WHAT IS BEING ASKED.
Without skipping anything, write out each record below exactly.

Stored records.
----------------
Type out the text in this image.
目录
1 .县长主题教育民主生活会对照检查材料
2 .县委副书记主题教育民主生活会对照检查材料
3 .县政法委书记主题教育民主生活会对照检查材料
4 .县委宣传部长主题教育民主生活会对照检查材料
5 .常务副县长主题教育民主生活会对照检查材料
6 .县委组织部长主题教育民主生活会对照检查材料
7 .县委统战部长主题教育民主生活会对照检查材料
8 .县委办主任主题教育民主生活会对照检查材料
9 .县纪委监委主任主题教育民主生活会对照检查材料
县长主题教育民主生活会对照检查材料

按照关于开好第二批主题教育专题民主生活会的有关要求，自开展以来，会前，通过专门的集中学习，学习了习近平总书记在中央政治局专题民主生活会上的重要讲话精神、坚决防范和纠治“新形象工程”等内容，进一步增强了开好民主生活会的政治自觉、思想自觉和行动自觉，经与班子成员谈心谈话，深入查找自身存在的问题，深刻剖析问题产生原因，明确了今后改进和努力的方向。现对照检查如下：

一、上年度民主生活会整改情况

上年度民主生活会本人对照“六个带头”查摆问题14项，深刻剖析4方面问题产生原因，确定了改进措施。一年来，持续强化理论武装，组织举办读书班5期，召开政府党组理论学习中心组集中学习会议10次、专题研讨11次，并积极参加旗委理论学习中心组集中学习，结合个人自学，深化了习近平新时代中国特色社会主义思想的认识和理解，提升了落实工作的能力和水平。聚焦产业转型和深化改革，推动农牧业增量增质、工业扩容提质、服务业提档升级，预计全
----------------
RESPONSE TO THIS EXERCISE.
Type out the text in this image.
目录
1 .县长主题教育民主生活会对照检查材料
2 .县委副书记主题教育民主生活会对照检查材料
3 .县政法委书记主题教育民主生活会对照检查材料
4 .县委宣传部长主题教育民主生活会对照检查材料
5 .常务副县长主题教育民主生活会对照检查材料
6 .县委组织部长主题教育民主生活会对照检查材料
7 .县委统战部长主题教育民主生活会对照检查材料
8 .县委办主任主题教育民主生活会对照检查材料
9 .县纪委监委主任主题教育民主生活会对照检查材料
县长主题教育民主生活会对照检查材料

按照关于开好第二批主题教育专题民主生活会的有关要求，自开展以来，会前，通过专门的集中学习，学习了习近平总书记在中央政治局专题民主生活会上的重要讲话精神、坚决防范和纠治“新形象工程”等内容，进一步增强了开好民主生活会的政治自觉、思想自觉和行动自觉，经与班子成员谈心谈话，深入查找自身存在的问题，深刻剖析问题产生原因，明确了今后改进和努力的方向。现对照检查如下：

一、上年度民主生活会整改情况

上年度民主生活会本人对照“六个带头”查摆问题14项，深刻剖析4方面问题产生原因，确定了改进措施。一年来，持续强化理论武装，组织举办读书班5期，召开政府党组理论学习中心组集中学习会议10次、专题研讨11次，并积极参加旗委理论学习中心组集中学习，结合个人自学，深化了习近平新时代中国特色社会主义思想的认识和理解，提升了落实工作的能力和水平。聚焦产业转型和深化改革，推动农牧业增量增质、工业扩容提质、服务业提档升级，预计全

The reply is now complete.